§ **INSTRUCTION**:
Write out the entries again exactly as they are given.

§ **DATASET RECORDS**:
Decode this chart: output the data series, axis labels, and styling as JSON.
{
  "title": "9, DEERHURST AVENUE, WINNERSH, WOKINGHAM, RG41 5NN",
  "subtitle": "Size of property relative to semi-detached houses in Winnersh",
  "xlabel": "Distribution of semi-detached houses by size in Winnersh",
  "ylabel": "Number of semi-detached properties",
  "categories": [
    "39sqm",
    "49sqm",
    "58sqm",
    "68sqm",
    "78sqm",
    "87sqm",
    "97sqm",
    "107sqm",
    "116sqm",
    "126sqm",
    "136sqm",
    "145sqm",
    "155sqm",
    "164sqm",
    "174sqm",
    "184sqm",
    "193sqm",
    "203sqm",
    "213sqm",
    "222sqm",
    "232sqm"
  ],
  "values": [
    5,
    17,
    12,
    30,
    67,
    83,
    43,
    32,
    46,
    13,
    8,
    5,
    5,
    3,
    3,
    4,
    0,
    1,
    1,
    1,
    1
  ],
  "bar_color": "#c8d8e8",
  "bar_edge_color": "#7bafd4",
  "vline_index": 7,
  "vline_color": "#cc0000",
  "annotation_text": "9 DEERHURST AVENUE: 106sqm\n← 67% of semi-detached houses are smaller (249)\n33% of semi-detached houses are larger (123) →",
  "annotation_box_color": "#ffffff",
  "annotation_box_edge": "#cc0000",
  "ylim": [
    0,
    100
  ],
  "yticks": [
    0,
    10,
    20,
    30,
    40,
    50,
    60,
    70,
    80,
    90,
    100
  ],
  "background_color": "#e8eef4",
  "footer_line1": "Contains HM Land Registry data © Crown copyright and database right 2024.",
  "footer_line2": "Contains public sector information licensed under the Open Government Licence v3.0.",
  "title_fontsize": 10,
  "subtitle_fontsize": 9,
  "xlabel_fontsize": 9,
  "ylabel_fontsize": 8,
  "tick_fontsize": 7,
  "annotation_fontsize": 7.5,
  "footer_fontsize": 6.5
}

§ **TASK ANSWER**:
Decode this chart: output the data series, axis labels, and styling as JSON.
{
  "title": "9, DEERHURST AVENUE, WINNERSH, WOKINGHAM, RG41 5NN",
  "subtitle": "Size of property relative to semi-detached houses in Winnersh",
  "xlabel": "Distribution of semi-detached houses by size in Winnersh",
  "ylabel": "Number of semi-detached properties",
  "categories": [
    "39sqm",
    "49sqm",
    "58sqm",
    "68sqm",
    "78sqm",
    "87sqm",
    "97sqm",
    "107sqm",
    "116sqm",
    "126sqm",
    "136sqm",
    "145sqm",
    "155sqm",
    "164sqm",
    "174sqm",
    "184sqm",
    "193sqm",
    "203sqm",
    "213sqm",
    "222sqm",
    "232sqm"
  ],
  "values": [
    5,
    17,
    12,
    30,
    67,
    83,
    43,
    32,
    46,
    13,
    8,
    5,
    5,
    3,
    3,
    4,
    0,
    1,
    1,
    1,
    1
  ],
  "bar_color": "#c8d8e8",
  "bar_edge_color": "#7bafd4",
  "vline_index": 7,
  "vline_color": "#cc0000",
  "annotation_text": "9 DEERHURST AVENUE: 106sqm\n← 67% of semi-detached houses are smaller (249)\n33% of semi-detached houses are larger (123) →",
  "annotation_box_color": "#ffffff",
  "annotation_box_edge": "#cc0000",
  "ylim": [
    0,
    100
  ],
  "yticks": [
    0,
    10,
    20,
    30,
    40,
    50,
    60,
    70,
    80,
    90,
    100
  ],
  "background_color": "#e8eef4",
  "footer_line1": "Contains HM Land Registry data © Crown copyright and database right 2024.",
  "footer_line2": "Contains public sector information licensed under the Open Government Licence v3.0.",
  "title_fontsize": 10,
  "subtitle_fontsize": 9,
  "xlabel_fontsize": 9,
  "ylabel_fontsize": 8,
  "tick_fontsize": 7,
  "annotation_fontsize": 7.5,
  "footer_fontsize": 6.5
}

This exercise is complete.